Exercise directions:
Locate the line that contains "Parse this screenshot: output". Retype it and every line after it to the end of the records, exactly, but not the pictures.

Information supplied:

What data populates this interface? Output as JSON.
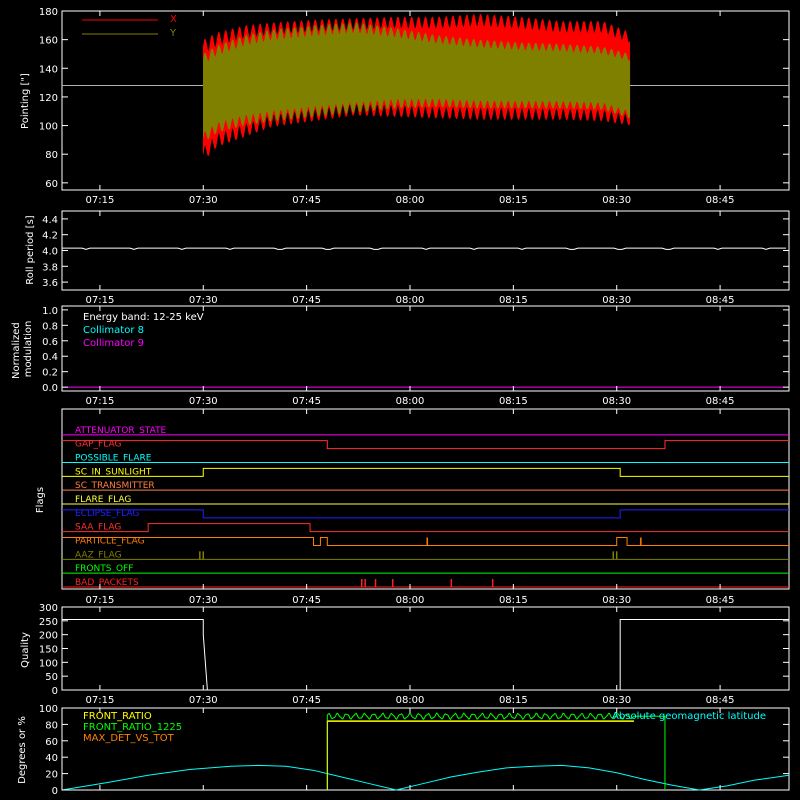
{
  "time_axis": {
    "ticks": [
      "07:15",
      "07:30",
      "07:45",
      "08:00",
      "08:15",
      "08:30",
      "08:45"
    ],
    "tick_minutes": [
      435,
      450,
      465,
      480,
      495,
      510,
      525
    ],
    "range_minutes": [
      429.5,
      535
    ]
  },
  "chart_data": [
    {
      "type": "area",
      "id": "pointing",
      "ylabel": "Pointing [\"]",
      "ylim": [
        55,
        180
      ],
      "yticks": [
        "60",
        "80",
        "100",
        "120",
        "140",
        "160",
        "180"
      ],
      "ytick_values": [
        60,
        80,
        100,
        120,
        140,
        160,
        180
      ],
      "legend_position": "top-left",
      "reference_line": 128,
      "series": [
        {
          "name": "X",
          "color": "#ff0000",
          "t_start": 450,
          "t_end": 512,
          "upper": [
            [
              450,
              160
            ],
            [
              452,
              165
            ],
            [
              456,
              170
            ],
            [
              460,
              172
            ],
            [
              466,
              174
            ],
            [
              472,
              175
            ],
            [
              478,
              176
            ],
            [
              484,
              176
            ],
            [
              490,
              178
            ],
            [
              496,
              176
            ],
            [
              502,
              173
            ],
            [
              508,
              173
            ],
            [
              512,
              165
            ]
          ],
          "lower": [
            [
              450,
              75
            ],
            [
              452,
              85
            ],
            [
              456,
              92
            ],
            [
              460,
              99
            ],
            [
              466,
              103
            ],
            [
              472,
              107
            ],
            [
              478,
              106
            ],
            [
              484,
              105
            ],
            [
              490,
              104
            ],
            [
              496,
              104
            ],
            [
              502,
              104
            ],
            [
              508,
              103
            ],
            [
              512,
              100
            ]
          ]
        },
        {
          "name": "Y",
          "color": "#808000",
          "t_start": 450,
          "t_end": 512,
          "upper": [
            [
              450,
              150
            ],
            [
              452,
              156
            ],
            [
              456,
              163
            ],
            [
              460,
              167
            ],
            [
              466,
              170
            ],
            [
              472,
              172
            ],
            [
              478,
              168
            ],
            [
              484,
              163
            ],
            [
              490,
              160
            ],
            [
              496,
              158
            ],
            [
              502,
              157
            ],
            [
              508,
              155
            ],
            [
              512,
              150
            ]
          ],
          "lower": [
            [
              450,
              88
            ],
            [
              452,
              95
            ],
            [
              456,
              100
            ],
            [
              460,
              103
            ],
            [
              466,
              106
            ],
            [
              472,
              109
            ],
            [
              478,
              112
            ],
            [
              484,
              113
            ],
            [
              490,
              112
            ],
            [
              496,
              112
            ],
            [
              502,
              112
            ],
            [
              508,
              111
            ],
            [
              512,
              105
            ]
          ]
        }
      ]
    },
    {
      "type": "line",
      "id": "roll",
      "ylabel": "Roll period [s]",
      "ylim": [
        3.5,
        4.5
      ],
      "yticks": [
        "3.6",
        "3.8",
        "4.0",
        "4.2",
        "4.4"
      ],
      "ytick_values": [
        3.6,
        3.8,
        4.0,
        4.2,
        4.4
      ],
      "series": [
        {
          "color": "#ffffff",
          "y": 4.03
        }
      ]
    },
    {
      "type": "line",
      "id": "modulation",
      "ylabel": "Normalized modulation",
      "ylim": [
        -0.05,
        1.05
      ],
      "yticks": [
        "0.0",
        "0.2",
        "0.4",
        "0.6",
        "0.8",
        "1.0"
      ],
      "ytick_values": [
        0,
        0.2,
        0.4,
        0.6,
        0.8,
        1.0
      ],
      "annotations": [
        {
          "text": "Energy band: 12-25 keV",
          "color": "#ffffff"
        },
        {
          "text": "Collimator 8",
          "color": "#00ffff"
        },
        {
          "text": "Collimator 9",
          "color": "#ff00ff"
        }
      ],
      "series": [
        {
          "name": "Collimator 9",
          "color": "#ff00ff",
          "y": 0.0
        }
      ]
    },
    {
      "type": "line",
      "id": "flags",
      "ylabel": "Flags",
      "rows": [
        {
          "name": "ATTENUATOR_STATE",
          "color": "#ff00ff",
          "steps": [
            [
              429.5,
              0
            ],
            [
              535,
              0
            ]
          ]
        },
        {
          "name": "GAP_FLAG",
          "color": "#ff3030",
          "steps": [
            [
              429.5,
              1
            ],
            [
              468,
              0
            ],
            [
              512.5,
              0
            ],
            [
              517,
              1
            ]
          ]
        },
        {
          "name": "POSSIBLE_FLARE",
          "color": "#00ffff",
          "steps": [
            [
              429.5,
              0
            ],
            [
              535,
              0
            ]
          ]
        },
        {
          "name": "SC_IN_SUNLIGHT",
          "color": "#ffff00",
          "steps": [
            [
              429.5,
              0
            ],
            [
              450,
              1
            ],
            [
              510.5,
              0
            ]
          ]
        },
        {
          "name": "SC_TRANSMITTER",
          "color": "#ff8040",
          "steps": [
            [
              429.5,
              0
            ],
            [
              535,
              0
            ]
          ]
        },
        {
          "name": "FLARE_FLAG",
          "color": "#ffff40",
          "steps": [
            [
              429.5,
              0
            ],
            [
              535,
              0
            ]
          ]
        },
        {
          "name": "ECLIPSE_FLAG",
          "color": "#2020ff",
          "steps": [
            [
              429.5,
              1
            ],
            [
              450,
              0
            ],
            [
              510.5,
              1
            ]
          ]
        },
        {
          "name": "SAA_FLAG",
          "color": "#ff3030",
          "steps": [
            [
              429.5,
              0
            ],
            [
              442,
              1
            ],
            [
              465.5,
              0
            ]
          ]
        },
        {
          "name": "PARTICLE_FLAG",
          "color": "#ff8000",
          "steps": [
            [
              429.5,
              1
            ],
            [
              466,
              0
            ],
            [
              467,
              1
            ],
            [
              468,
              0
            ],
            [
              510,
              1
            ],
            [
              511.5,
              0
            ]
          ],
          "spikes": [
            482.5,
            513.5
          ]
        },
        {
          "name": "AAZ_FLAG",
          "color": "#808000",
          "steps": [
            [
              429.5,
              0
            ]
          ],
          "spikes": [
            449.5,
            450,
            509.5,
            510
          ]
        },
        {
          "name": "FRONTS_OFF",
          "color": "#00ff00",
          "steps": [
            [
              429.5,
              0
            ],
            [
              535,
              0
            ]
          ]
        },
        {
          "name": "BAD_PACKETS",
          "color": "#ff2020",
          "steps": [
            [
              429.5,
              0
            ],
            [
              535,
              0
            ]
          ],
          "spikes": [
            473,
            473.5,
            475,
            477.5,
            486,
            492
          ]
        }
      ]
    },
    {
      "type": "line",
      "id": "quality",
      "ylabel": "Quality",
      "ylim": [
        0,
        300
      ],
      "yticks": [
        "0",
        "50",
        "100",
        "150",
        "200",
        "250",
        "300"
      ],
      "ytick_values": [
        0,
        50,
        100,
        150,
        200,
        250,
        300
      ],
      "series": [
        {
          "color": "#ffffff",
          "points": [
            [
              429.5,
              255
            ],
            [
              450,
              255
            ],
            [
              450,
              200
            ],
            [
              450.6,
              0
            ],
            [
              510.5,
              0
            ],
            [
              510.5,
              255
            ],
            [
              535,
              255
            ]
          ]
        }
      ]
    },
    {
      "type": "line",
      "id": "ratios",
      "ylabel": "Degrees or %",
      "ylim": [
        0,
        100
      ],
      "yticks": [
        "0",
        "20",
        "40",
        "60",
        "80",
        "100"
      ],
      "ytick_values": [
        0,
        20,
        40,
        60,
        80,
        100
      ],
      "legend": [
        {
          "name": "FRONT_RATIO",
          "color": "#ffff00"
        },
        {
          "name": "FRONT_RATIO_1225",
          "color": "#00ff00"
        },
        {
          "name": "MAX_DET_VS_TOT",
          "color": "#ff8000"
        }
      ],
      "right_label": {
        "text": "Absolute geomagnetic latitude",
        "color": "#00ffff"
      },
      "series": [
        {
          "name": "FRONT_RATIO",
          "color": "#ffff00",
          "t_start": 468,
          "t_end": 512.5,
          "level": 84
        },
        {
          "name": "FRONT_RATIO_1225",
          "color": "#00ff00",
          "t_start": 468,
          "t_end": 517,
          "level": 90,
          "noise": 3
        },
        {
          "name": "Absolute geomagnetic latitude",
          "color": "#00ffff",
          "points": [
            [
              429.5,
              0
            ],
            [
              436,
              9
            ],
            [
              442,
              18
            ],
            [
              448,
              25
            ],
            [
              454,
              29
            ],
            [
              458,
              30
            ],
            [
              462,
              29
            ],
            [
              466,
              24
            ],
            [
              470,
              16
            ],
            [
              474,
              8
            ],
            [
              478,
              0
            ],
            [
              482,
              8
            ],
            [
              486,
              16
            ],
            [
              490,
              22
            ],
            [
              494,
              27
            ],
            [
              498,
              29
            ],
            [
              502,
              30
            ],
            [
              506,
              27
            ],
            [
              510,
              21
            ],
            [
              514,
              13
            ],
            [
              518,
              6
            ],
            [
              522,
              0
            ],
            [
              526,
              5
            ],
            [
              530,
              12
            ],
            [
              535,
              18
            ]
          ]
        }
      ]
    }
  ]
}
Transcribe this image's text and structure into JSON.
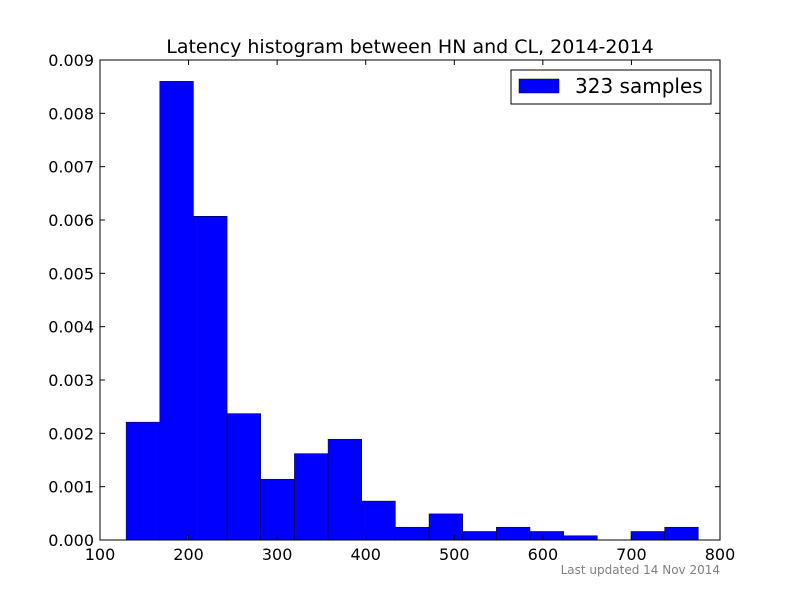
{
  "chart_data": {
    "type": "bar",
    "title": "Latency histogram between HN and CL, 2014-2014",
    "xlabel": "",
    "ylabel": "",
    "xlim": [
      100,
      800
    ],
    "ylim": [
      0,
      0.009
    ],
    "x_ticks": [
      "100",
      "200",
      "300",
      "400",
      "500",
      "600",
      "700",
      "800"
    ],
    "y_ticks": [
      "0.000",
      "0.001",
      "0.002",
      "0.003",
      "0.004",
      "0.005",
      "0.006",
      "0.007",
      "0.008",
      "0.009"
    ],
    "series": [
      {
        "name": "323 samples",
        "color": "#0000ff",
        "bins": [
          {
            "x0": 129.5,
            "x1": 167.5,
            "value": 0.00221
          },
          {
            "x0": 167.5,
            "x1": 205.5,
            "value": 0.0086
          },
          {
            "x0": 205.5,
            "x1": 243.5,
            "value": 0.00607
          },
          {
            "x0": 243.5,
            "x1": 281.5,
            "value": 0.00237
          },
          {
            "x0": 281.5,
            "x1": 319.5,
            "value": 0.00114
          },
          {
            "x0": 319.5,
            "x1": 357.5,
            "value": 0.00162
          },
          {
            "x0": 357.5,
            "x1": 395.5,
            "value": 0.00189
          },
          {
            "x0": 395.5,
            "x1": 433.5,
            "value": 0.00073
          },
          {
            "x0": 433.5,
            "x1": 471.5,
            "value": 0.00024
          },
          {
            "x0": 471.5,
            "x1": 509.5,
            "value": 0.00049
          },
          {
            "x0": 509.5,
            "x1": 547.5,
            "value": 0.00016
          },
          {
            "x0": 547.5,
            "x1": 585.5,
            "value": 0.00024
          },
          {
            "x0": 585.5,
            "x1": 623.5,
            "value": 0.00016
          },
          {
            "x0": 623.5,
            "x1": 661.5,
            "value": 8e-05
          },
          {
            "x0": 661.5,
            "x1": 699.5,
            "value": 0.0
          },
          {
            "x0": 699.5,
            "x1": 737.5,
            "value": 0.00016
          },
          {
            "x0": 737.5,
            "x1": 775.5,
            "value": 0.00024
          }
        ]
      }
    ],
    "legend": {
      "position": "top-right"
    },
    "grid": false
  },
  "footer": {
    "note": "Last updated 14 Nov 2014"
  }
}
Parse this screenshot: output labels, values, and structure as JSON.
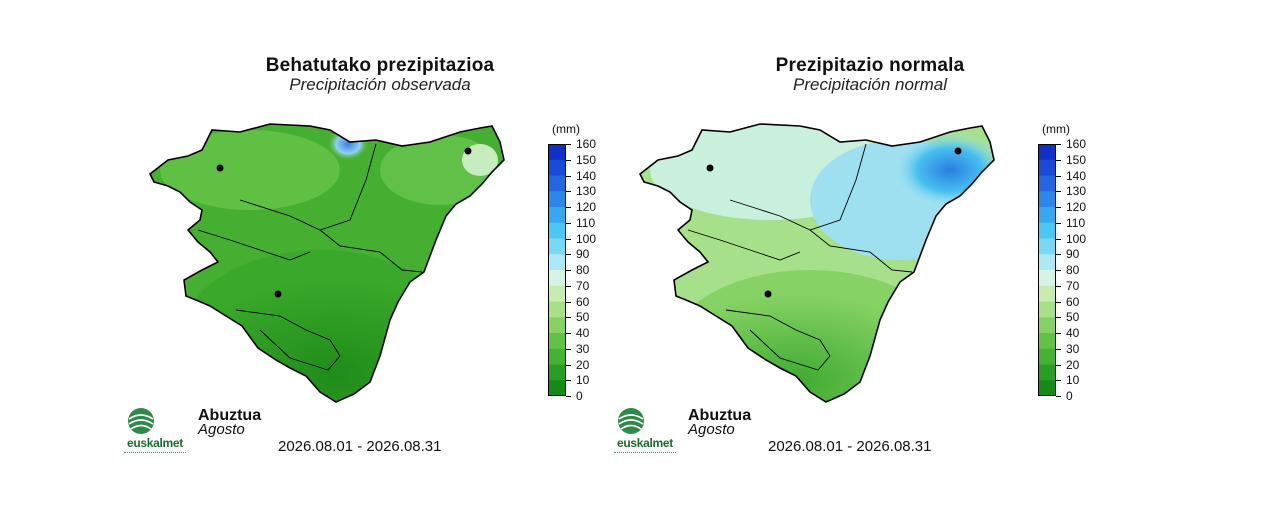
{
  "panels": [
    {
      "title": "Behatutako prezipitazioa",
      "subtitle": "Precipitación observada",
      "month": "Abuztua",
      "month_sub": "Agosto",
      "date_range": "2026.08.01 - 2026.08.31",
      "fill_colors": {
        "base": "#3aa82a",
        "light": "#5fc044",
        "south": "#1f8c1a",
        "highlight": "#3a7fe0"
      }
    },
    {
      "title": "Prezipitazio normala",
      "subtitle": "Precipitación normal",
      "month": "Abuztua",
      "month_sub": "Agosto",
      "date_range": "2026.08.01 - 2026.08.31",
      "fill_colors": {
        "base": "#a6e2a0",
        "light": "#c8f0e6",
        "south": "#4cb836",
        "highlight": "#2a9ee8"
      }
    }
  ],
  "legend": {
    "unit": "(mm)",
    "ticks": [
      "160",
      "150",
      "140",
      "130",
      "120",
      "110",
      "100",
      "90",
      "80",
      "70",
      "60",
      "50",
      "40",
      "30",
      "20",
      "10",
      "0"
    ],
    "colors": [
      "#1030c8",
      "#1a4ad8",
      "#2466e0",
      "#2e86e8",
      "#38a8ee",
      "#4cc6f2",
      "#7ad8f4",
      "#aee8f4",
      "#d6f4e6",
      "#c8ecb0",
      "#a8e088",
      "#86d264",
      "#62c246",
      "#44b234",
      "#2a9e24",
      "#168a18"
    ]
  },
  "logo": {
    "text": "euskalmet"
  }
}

Result for this task:
Parse this screenshot: output labels, values, and structure as JSON.
{
  "panels": [
    {
      "title": "Behatutako prezipitazioa",
      "subtitle": "Precipitación observada",
      "month": "Abuztua",
      "month_sub": "Agosto",
      "date_range": "2026.08.01 - 2026.08.31",
      "fill_colors": {
        "base": "#3aa82a",
        "light": "#5fc044",
        "south": "#1f8c1a",
        "highlight": "#3a7fe0"
      }
    },
    {
      "title": "Prezipitazio normala",
      "subtitle": "Precipitación normal",
      "month": "Abuztua",
      "month_sub": "Agosto",
      "date_range": "2026.08.01 - 2026.08.31",
      "fill_colors": {
        "base": "#a6e2a0",
        "light": "#c8f0e6",
        "south": "#4cb836",
        "highlight": "#2a9ee8"
      }
    }
  ],
  "legend": {
    "unit": "(mm)",
    "ticks": [
      "160",
      "150",
      "140",
      "130",
      "120",
      "110",
      "100",
      "90",
      "80",
      "70",
      "60",
      "50",
      "40",
      "30",
      "20",
      "10",
      "0"
    ],
    "colors": [
      "#1030c8",
      "#1a4ad8",
      "#2466e0",
      "#2e86e8",
      "#38a8ee",
      "#4cc6f2",
      "#7ad8f4",
      "#aee8f4",
      "#d6f4e6",
      "#c8ecb0",
      "#a8e088",
      "#86d264",
      "#62c246",
      "#44b234",
      "#2a9e24",
      "#168a18"
    ]
  },
  "logo": {
    "text": "euskalmet"
  }
}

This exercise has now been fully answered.